= Work instructions =
Omit the pictures, then write out every entry exactly as it reads.

[Items from a figure collection]
---*---
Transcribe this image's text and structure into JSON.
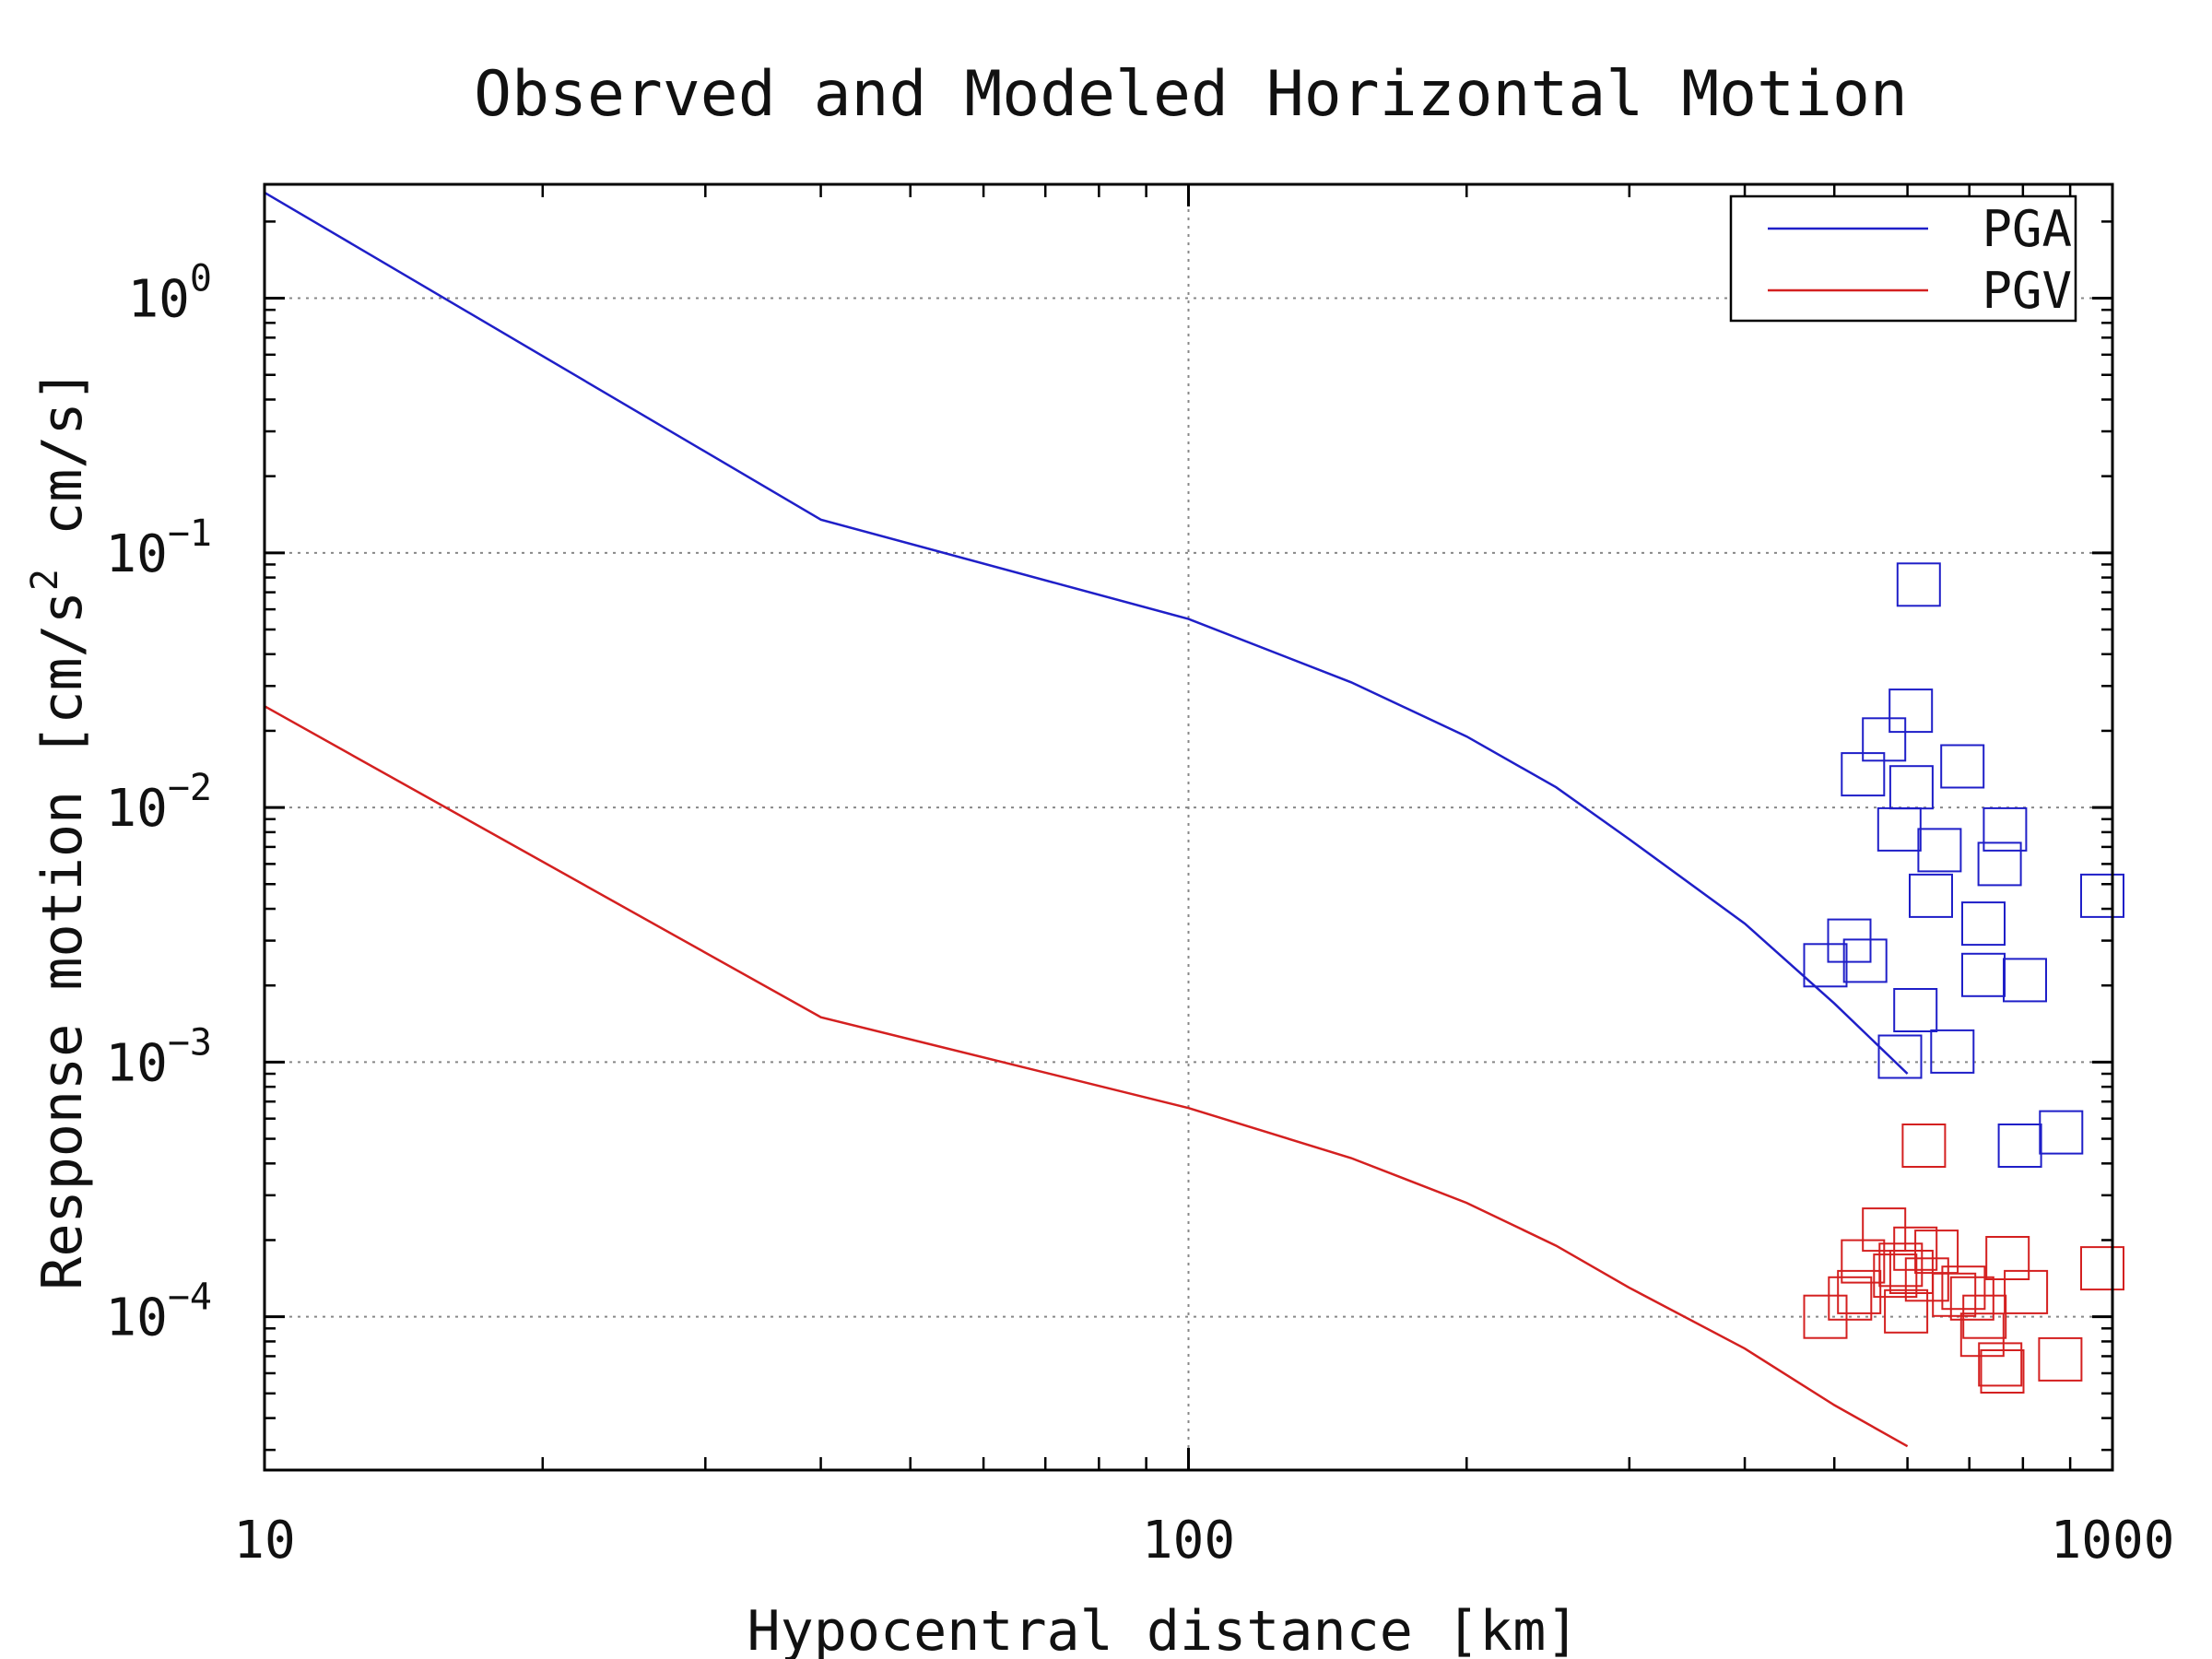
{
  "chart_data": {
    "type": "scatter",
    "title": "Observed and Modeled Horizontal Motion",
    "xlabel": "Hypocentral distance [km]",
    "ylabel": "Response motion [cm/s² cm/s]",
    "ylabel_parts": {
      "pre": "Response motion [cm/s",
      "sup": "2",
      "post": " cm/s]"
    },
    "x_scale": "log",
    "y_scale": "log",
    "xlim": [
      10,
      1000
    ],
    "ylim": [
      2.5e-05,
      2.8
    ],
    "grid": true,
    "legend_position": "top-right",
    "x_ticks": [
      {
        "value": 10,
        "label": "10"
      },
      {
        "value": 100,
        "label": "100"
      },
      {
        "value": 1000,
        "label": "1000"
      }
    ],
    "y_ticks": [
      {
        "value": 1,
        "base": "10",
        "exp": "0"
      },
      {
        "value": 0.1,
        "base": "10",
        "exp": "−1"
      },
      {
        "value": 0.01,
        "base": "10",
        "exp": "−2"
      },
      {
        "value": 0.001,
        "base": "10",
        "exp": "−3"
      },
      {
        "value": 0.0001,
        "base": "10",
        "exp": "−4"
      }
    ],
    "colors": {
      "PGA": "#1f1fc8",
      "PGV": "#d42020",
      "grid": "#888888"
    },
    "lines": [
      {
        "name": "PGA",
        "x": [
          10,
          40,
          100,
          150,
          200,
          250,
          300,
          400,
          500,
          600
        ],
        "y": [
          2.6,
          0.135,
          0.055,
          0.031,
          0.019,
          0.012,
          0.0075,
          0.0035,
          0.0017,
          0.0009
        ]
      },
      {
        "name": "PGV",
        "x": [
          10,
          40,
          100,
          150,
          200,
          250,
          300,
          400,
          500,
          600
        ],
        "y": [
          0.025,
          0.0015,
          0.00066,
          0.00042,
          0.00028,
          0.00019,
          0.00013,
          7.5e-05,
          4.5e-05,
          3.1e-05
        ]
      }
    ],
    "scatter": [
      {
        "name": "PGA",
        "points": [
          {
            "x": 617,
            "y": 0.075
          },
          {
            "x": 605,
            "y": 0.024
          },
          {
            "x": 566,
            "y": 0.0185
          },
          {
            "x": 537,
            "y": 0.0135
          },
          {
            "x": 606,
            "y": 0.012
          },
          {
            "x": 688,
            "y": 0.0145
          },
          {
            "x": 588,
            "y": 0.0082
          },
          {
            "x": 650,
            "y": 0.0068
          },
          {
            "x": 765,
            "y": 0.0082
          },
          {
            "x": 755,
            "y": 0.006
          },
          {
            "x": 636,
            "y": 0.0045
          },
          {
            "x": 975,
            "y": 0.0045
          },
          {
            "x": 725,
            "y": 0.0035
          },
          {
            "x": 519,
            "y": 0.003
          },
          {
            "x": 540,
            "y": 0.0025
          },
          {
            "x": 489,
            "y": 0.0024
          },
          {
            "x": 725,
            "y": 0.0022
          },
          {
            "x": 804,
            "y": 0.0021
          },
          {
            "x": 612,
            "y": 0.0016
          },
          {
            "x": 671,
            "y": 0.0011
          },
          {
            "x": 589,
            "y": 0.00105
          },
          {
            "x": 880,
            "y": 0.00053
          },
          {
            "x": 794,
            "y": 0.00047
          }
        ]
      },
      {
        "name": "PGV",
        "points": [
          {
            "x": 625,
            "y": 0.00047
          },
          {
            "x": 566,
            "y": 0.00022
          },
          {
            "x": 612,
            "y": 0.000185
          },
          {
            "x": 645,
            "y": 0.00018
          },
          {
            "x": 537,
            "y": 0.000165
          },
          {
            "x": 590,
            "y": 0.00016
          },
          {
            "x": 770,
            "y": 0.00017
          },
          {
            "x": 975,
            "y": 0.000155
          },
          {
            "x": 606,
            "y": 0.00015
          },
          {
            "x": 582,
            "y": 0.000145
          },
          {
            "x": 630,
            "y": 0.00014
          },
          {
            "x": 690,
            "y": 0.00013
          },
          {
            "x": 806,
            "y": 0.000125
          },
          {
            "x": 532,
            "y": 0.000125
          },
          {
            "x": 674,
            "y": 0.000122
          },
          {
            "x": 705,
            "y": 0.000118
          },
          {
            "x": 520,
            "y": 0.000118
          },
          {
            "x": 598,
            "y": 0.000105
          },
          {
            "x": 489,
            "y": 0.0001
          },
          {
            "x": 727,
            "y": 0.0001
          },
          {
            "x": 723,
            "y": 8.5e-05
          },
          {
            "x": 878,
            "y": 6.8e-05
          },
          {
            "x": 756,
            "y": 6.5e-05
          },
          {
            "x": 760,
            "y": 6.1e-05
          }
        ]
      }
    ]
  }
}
---*---
= Reply to the task =
Transcribe this image's text and structure into JSON.
{
  "chart_data": {
    "type": "scatter",
    "title": "Observed and Modeled Horizontal Motion",
    "xlabel": "Hypocentral distance [km]",
    "ylabel": "Response motion [cm/s² cm/s]",
    "ylabel_parts": {
      "pre": "Response motion [cm/s",
      "sup": "2",
      "post": " cm/s]"
    },
    "x_scale": "log",
    "y_scale": "log",
    "xlim": [
      10,
      1000
    ],
    "ylim": [
      2.5e-05,
      2.8
    ],
    "grid": true,
    "legend_position": "top-right",
    "x_ticks": [
      {
        "value": 10,
        "label": "10"
      },
      {
        "value": 100,
        "label": "100"
      },
      {
        "value": 1000,
        "label": "1000"
      }
    ],
    "y_ticks": [
      {
        "value": 1,
        "base": "10",
        "exp": "0"
      },
      {
        "value": 0.1,
        "base": "10",
        "exp": "−1"
      },
      {
        "value": 0.01,
        "base": "10",
        "exp": "−2"
      },
      {
        "value": 0.001,
        "base": "10",
        "exp": "−3"
      },
      {
        "value": 0.0001,
        "base": "10",
        "exp": "−4"
      }
    ],
    "colors": {
      "PGA": "#1f1fc8",
      "PGV": "#d42020",
      "grid": "#888888"
    },
    "lines": [
      {
        "name": "PGA",
        "x": [
          10,
          40,
          100,
          150,
          200,
          250,
          300,
          400,
          500,
          600
        ],
        "y": [
          2.6,
          0.135,
          0.055,
          0.031,
          0.019,
          0.012,
          0.0075,
          0.0035,
          0.0017,
          0.0009
        ]
      },
      {
        "name": "PGV",
        "x": [
          10,
          40,
          100,
          150,
          200,
          250,
          300,
          400,
          500,
          600
        ],
        "y": [
          0.025,
          0.0015,
          0.00066,
          0.00042,
          0.00028,
          0.00019,
          0.00013,
          7.5e-05,
          4.5e-05,
          3.1e-05
        ]
      }
    ],
    "scatter": [
      {
        "name": "PGA",
        "points": [
          {
            "x": 617,
            "y": 0.075
          },
          {
            "x": 605,
            "y": 0.024
          },
          {
            "x": 566,
            "y": 0.0185
          },
          {
            "x": 537,
            "y": 0.0135
          },
          {
            "x": 606,
            "y": 0.012
          },
          {
            "x": 688,
            "y": 0.0145
          },
          {
            "x": 588,
            "y": 0.0082
          },
          {
            "x": 650,
            "y": 0.0068
          },
          {
            "x": 765,
            "y": 0.0082
          },
          {
            "x": 755,
            "y": 0.006
          },
          {
            "x": 636,
            "y": 0.0045
          },
          {
            "x": 975,
            "y": 0.0045
          },
          {
            "x": 725,
            "y": 0.0035
          },
          {
            "x": 519,
            "y": 0.003
          },
          {
            "x": 540,
            "y": 0.0025
          },
          {
            "x": 489,
            "y": 0.0024
          },
          {
            "x": 725,
            "y": 0.0022
          },
          {
            "x": 804,
            "y": 0.0021
          },
          {
            "x": 612,
            "y": 0.0016
          },
          {
            "x": 671,
            "y": 0.0011
          },
          {
            "x": 589,
            "y": 0.00105
          },
          {
            "x": 880,
            "y": 0.00053
          },
          {
            "x": 794,
            "y": 0.00047
          }
        ]
      },
      {
        "name": "PGV",
        "points": [
          {
            "x": 625,
            "y": 0.00047
          },
          {
            "x": 566,
            "y": 0.00022
          },
          {
            "x": 612,
            "y": 0.000185
          },
          {
            "x": 645,
            "y": 0.00018
          },
          {
            "x": 537,
            "y": 0.000165
          },
          {
            "x": 590,
            "y": 0.00016
          },
          {
            "x": 770,
            "y": 0.00017
          },
          {
            "x": 975,
            "y": 0.000155
          },
          {
            "x": 606,
            "y": 0.00015
          },
          {
            "x": 582,
            "y": 0.000145
          },
          {
            "x": 630,
            "y": 0.00014
          },
          {
            "x": 690,
            "y": 0.00013
          },
          {
            "x": 806,
            "y": 0.000125
          },
          {
            "x": 532,
            "y": 0.000125
          },
          {
            "x": 674,
            "y": 0.000122
          },
          {
            "x": 705,
            "y": 0.000118
          },
          {
            "x": 520,
            "y": 0.000118
          },
          {
            "x": 598,
            "y": 0.000105
          },
          {
            "x": 489,
            "y": 0.0001
          },
          {
            "x": 727,
            "y": 0.0001
          },
          {
            "x": 723,
            "y": 8.5e-05
          },
          {
            "x": 878,
            "y": 6.8e-05
          },
          {
            "x": 756,
            "y": 6.5e-05
          },
          {
            "x": 760,
            "y": 6.1e-05
          }
        ]
      }
    ]
  }
}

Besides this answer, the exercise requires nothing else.